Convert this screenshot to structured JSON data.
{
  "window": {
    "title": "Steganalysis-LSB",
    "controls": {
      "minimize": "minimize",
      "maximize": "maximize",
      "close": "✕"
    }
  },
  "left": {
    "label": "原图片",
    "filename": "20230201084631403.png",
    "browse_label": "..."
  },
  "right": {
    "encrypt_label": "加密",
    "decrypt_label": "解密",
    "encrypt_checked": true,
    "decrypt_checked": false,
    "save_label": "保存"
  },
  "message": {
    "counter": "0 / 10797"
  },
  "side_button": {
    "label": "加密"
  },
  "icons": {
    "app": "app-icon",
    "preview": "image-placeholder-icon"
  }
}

·····

**Stated problem:** Transcribe each entry precisely, missing none.

**In response:**
Convert this screenshot to structured JSON data.
{
  "window": {
    "title": "Steganalysis-LSB",
    "controls": {
      "minimize": "minimize",
      "maximize": "maximize",
      "close": "✕"
    }
  },
  "left": {
    "label": "原图片",
    "filename": "20230201084631403.png",
    "browse_label": "..."
  },
  "right": {
    "encrypt_label": "加密",
    "decrypt_label": "解密",
    "encrypt_checked": true,
    "decrypt_checked": false,
    "save_label": "保存"
  },
  "message": {
    "counter": "0 / 10797"
  },
  "side_button": {
    "label": "加密"
  },
  "icons": {
    "app": "app-icon",
    "preview": "image-placeholder-icon"
  }
}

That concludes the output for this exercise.